Work to be completed: Can all of these lines be returned exactly?

Raw records:
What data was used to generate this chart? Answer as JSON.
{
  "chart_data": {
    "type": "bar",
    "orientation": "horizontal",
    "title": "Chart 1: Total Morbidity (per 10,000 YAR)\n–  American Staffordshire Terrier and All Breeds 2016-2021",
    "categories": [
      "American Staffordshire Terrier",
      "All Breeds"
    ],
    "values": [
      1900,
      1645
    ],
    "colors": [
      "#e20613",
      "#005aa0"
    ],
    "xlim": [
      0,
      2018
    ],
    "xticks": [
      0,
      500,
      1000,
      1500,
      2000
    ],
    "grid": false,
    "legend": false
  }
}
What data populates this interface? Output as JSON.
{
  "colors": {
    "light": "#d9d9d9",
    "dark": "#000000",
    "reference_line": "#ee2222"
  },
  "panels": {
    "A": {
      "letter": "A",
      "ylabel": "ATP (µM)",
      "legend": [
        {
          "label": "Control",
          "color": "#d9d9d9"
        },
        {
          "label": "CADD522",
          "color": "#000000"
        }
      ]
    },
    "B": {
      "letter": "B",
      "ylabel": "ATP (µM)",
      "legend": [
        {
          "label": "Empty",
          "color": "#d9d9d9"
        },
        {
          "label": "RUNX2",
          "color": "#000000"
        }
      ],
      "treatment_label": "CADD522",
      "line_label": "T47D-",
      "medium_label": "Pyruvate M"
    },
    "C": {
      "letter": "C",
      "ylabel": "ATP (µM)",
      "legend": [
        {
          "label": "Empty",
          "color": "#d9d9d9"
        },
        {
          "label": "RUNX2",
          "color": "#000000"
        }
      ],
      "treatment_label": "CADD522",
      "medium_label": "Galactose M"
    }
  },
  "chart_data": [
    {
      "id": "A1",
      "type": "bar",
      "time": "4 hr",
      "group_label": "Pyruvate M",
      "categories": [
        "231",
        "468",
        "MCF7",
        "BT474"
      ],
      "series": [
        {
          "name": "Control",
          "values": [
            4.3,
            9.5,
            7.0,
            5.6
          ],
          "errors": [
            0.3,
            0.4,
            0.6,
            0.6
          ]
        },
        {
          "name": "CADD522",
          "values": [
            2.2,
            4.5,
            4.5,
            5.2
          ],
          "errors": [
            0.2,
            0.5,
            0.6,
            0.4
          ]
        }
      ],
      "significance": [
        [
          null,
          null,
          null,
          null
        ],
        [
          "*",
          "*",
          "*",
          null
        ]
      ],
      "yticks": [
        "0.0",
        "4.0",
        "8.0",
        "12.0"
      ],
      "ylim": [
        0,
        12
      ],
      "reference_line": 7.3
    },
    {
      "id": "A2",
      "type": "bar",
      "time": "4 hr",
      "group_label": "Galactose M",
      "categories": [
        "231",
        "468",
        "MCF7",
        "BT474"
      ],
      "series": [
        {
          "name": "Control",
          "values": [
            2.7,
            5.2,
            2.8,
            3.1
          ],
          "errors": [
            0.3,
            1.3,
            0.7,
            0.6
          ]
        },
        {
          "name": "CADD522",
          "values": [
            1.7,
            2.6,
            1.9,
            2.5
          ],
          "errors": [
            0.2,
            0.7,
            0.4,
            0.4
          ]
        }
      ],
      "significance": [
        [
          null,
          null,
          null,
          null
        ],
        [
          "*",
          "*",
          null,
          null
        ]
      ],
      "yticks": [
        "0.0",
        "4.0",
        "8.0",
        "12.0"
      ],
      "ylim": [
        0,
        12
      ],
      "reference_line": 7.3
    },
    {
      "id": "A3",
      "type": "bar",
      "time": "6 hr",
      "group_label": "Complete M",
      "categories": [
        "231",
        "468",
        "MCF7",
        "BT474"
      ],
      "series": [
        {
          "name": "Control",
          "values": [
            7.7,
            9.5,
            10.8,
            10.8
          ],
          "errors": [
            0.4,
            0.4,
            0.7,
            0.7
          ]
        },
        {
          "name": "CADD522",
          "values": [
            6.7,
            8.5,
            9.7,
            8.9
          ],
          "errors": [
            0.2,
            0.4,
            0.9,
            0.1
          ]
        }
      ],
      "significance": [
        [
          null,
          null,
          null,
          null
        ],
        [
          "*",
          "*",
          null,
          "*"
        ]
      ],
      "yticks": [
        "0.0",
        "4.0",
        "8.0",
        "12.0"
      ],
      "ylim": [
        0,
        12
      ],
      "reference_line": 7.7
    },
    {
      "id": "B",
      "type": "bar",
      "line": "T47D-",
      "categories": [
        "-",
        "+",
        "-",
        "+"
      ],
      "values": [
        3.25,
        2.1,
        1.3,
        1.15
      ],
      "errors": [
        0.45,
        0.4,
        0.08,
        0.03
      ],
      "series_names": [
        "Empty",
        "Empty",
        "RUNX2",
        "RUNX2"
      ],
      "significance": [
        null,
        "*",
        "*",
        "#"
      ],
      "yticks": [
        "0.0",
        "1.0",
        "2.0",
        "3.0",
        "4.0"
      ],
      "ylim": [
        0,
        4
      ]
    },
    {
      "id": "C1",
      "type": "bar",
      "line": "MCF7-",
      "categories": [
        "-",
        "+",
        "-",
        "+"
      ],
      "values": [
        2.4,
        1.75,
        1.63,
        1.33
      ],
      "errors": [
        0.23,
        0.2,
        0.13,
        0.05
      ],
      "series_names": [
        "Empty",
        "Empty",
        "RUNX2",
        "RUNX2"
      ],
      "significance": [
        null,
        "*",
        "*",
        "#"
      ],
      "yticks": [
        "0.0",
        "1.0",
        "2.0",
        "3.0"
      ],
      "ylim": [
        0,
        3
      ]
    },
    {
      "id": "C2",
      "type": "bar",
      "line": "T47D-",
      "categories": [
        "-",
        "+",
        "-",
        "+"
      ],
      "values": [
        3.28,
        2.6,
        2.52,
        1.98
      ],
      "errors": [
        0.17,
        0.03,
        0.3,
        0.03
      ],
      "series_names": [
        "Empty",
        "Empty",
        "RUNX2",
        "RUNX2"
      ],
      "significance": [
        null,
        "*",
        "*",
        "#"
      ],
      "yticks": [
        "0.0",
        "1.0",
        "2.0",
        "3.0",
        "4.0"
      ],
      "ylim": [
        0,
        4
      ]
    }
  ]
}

Solution for this exercise:
What data was used to generate this chart? Answer as JSON.
{
  "chart_data": {
    "type": "bar",
    "orientation": "horizontal",
    "title": "Chart 1: Total Morbidity (per 10,000 YAR)\n–  American Staffordshire Terrier and All Breeds 2016-2021",
    "categories": [
      "American Staffordshire Terrier",
      "All Breeds"
    ],
    "values": [
      1900,
      1645
    ],
    "colors": [
      "#e20613",
      "#005aa0"
    ],
    "xlim": [
      0,
      2018
    ],
    "xticks": [
      0,
      500,
      1000,
      1500,
      2000
    ],
    "grid": false,
    "legend": false
  }
}
What data populates this interface? Output as JSON.
{
  "colors": {
    "light": "#d9d9d9",
    "dark": "#000000",
    "reference_line": "#ee2222"
  },
  "panels": {
    "A": {
      "letter": "A",
      "ylabel": "ATP (µM)",
      "legend": [
        {
          "label": "Control",
          "color": "#d9d9d9"
        },
        {
          "label": "CADD522",
          "color": "#000000"
        }
      ]
    },
    "B": {
      "letter": "B",
      "ylabel": "ATP (µM)",
      "legend": [
        {
          "label": "Empty",
          "color": "#d9d9d9"
        },
        {
          "label": "RUNX2",
          "color": "#000000"
        }
      ],
      "treatment_label": "CADD522",
      "line_label": "T47D-",
      "medium_label": "Pyruvate M"
    },
    "C": {
      "letter": "C",
      "ylabel": "ATP (µM)",
      "legend": [
        {
          "label": "Empty",
          "color": "#d9d9d9"
        },
        {
          "label": "RUNX2",
          "color": "#000000"
        }
      ],
      "treatment_label": "CADD522",
      "medium_label": "Galactose M"
    }
  },
  "chart_data": [
    {
      "id": "A1",
      "type": "bar",
      "time": "4 hr",
      "group_label": "Pyruvate M",
      "categories": [
        "231",
        "468",
        "MCF7",
        "BT474"
      ],
      "series": [
        {
          "name": "Control",
          "values": [
            4.3,
            9.5,
            7.0,
            5.6
          ],
          "errors": [
            0.3,
            0.4,
            0.6,
            0.6
          ]
        },
        {
          "name": "CADD522",
          "values": [
            2.2,
            4.5,
            4.5,
            5.2
          ],
          "errors": [
            0.2,
            0.5,
            0.6,
            0.4
          ]
        }
      ],
      "significance": [
        [
          null,
          null,
          null,
          null
        ],
        [
          "*",
          "*",
          "*",
          null
        ]
      ],
      "yticks": [
        "0.0",
        "4.0",
        "8.0",
        "12.0"
      ],
      "ylim": [
        0,
        12
      ],
      "reference_line": 7.3
    },
    {
      "id": "A2",
      "type": "bar",
      "time": "4 hr",
      "group_label": "Galactose M",
      "categories": [
        "231",
        "468",
        "MCF7",
        "BT474"
      ],
      "series": [
        {
          "name": "Control",
          "values": [
            2.7,
            5.2,
            2.8,
            3.1
          ],
          "errors": [
            0.3,
            1.3,
            0.7,
            0.6
          ]
        },
        {
          "name": "CADD522",
          "values": [
            1.7,
            2.6,
            1.9,
            2.5
          ],
          "errors": [
            0.2,
            0.7,
            0.4,
            0.4
          ]
        }
      ],
      "significance": [
        [
          null,
          null,
          null,
          null
        ],
        [
          "*",
          "*",
          null,
          null
        ]
      ],
      "yticks": [
        "0.0",
        "4.0",
        "8.0",
        "12.0"
      ],
      "ylim": [
        0,
        12
      ],
      "reference_line": 7.3
    },
    {
      "id": "A3",
      "type": "bar",
      "time": "6 hr",
      "group_label": "Complete M",
      "categories": [
        "231",
        "468",
        "MCF7",
        "BT474"
      ],
      "series": [
        {
          "name": "Control",
          "values": [
            7.7,
            9.5,
            10.8,
            10.8
          ],
          "errors": [
            0.4,
            0.4,
            0.7,
            0.7
          ]
        },
        {
          "name": "CADD522",
          "values": [
            6.7,
            8.5,
            9.7,
            8.9
          ],
          "errors": [
            0.2,
            0.4,
            0.9,
            0.1
          ]
        }
      ],
      "significance": [
        [
          null,
          null,
          null,
          null
        ],
        [
          "*",
          "*",
          null,
          "*"
        ]
      ],
      "yticks": [
        "0.0",
        "4.0",
        "8.0",
        "12.0"
      ],
      "ylim": [
        0,
        12
      ],
      "reference_line": 7.7
    },
    {
      "id": "B",
      "type": "bar",
      "line": "T47D-",
      "categories": [
        "-",
        "+",
        "-",
        "+"
      ],
      "values": [
        3.25,
        2.1,
        1.3,
        1.15
      ],
      "errors": [
        0.45,
        0.4,
        0.08,
        0.03
      ],
      "series_names": [
        "Empty",
        "Empty",
        "RUNX2",
        "RUNX2"
      ],
      "significance": [
        null,
        "*",
        "*",
        "#"
      ],
      "yticks": [
        "0.0",
        "1.0",
        "2.0",
        "3.0",
        "4.0"
      ],
      "ylim": [
        0,
        4
      ]
    },
    {
      "id": "C1",
      "type": "bar",
      "line": "MCF7-",
      "categories": [
        "-",
        "+",
        "-",
        "+"
      ],
      "values": [
        2.4,
        1.75,
        1.63,
        1.33
      ],
      "errors": [
        0.23,
        0.2,
        0.13,
        0.05
      ],
      "series_names": [
        "Empty",
        "Empty",
        "RUNX2",
        "RUNX2"
      ],
      "significance": [
        null,
        "*",
        "*",
        "#"
      ],
      "yticks": [
        "0.0",
        "1.0",
        "2.0",
        "3.0"
      ],
      "ylim": [
        0,
        3
      ]
    },
    {
      "id": "C2",
      "type": "bar",
      "line": "T47D-",
      "categories": [
        "-",
        "+",
        "-",
        "+"
      ],
      "values": [
        3.28,
        2.6,
        2.52,
        1.98
      ],
      "errors": [
        0.17,
        0.03,
        0.3,
        0.03
      ],
      "series_names": [
        "Empty",
        "Empty",
        "RUNX2",
        "RUNX2"
      ],
      "significance": [
        null,
        "*",
        "*",
        "#"
      ],
      "yticks": [
        "0.0",
        "1.0",
        "2.0",
        "3.0",
        "4.0"
      ],
      "ylim": [
        0,
        4
      ]
    }
  ]
}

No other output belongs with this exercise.